▸ Task to complete: Please list all lines of the material below in which the string "individuels" occurs.
+ + + + +
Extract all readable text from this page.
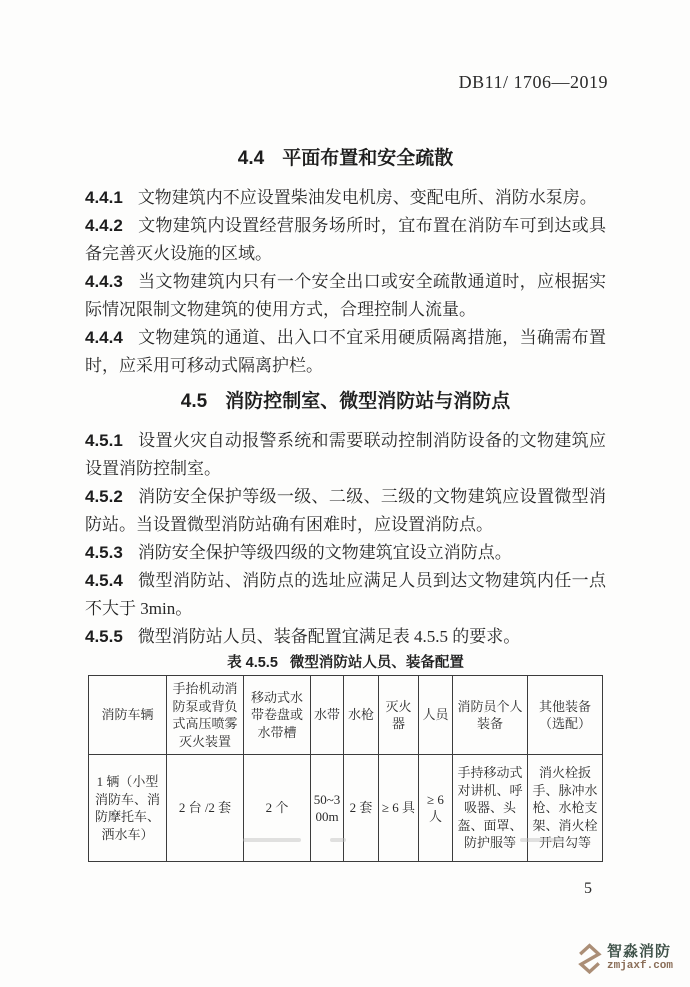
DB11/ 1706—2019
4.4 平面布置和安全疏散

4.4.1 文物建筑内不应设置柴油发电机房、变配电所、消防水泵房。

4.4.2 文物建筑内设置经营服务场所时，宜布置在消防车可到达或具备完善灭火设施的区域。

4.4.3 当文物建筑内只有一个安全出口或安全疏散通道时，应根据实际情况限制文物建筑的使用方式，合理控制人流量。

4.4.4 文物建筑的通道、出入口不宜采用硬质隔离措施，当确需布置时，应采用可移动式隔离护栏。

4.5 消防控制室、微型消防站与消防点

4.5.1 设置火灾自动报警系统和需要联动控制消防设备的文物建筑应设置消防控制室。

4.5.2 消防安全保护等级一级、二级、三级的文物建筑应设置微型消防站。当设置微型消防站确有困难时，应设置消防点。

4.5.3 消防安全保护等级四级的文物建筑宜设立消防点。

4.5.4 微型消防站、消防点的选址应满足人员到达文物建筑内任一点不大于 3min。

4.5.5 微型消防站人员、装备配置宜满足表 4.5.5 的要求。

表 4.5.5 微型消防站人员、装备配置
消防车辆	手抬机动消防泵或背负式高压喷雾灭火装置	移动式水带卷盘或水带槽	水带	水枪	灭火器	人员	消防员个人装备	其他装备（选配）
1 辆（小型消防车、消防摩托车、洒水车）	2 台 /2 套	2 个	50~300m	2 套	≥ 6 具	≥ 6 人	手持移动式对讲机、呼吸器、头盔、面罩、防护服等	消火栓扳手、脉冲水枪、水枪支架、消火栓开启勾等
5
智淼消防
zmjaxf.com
+ + + + +
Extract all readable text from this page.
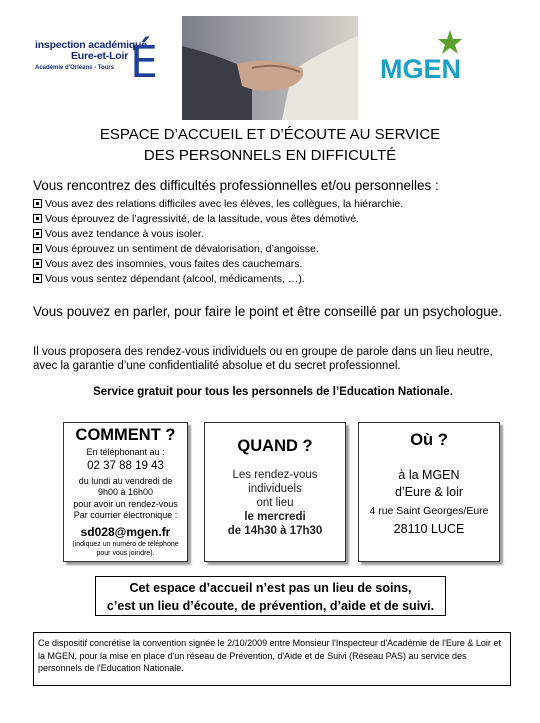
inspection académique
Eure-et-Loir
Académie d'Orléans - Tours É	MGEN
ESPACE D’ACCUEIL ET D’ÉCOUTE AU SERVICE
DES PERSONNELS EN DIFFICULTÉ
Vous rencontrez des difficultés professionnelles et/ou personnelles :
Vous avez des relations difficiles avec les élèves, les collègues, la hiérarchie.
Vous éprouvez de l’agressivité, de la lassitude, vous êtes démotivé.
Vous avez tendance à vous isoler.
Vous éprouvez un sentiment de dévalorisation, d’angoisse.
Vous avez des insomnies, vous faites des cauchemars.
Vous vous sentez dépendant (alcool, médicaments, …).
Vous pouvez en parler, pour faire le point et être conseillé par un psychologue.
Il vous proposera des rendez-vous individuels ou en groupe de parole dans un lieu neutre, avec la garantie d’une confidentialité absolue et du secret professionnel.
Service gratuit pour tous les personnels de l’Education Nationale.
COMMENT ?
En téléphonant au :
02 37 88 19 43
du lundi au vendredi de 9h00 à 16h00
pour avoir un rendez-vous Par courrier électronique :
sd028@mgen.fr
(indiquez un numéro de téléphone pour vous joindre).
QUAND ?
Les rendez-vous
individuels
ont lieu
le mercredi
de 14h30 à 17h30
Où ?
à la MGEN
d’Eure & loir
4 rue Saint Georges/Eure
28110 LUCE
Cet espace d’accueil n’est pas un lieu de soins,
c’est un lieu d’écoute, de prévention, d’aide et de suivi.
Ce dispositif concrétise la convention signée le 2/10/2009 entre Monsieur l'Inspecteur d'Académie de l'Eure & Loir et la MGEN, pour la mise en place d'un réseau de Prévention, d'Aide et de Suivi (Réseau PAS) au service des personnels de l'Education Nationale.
+ + + + +
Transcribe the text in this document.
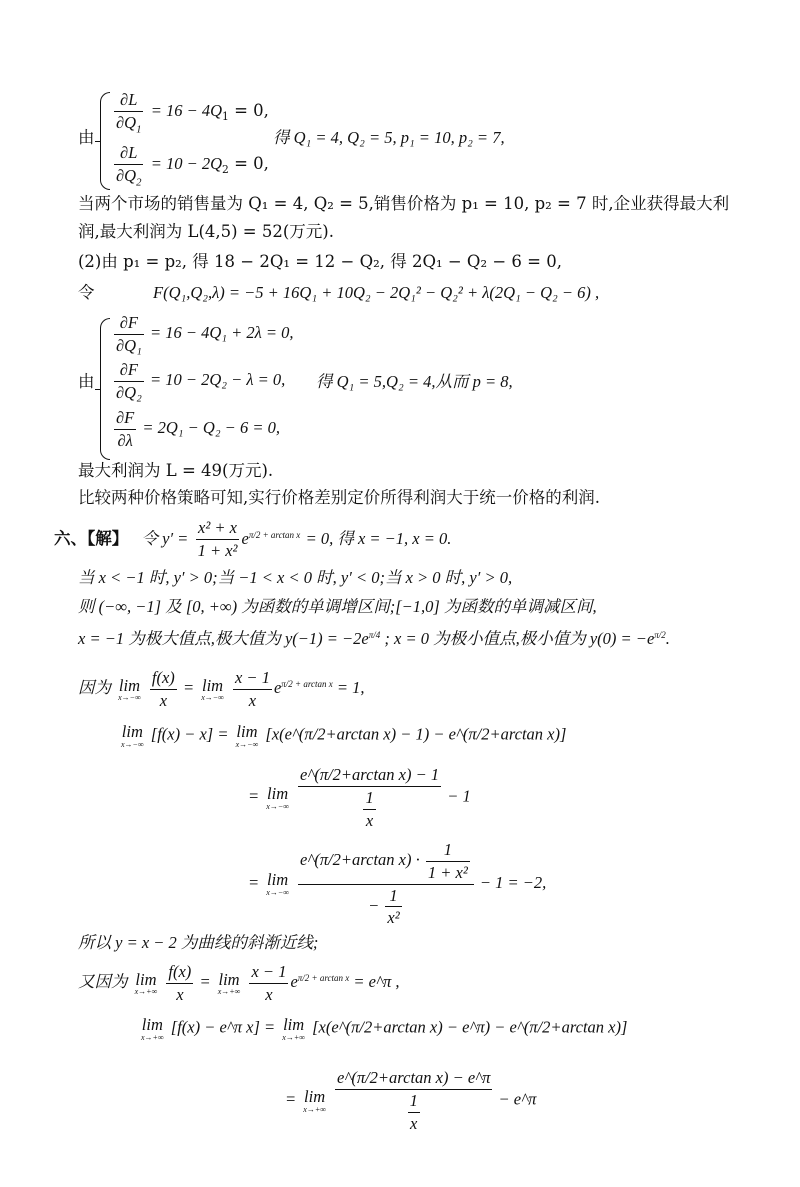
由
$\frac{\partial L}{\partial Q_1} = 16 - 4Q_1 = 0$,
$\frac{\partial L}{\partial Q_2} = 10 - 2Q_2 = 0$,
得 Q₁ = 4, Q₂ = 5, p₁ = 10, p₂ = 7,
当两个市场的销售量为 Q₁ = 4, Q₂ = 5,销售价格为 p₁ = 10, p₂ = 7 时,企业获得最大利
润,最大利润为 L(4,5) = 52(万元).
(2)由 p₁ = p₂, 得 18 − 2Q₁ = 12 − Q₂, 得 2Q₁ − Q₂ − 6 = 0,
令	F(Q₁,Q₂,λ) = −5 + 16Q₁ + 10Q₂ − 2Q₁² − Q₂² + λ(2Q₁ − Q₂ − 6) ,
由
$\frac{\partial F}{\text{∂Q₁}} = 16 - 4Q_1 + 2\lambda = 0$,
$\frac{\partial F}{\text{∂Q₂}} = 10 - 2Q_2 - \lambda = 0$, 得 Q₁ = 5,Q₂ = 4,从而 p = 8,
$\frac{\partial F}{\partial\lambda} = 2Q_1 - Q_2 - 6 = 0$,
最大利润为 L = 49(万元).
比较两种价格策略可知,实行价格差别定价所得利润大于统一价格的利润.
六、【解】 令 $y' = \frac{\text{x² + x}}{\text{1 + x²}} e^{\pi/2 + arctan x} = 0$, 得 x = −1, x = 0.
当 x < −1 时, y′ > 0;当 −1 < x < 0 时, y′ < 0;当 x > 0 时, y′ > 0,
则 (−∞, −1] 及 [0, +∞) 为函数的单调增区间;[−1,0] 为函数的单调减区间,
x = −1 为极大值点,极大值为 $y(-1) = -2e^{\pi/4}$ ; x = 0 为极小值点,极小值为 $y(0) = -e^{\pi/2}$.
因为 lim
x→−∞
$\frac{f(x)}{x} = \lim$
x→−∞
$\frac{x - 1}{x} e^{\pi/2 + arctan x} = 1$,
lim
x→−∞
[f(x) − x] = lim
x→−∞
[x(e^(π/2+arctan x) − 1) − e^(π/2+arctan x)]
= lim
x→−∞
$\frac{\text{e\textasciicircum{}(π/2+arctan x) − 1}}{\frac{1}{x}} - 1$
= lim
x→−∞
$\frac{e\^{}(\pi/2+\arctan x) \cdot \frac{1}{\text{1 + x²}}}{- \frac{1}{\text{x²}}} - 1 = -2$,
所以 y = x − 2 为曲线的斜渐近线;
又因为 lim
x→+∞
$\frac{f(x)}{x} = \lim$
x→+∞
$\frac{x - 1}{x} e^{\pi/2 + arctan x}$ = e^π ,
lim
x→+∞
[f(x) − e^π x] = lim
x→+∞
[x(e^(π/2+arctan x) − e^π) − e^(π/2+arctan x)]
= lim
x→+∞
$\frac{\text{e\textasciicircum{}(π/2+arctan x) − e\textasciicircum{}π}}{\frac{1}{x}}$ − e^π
+ + + + +
▸ Result of this task:
Il vous proposera des rendez-vous individuels ou en groupe de parole dans un lieu neutre, avec la garantie d’une confidentialité absolue et du secret professionnel.
individuels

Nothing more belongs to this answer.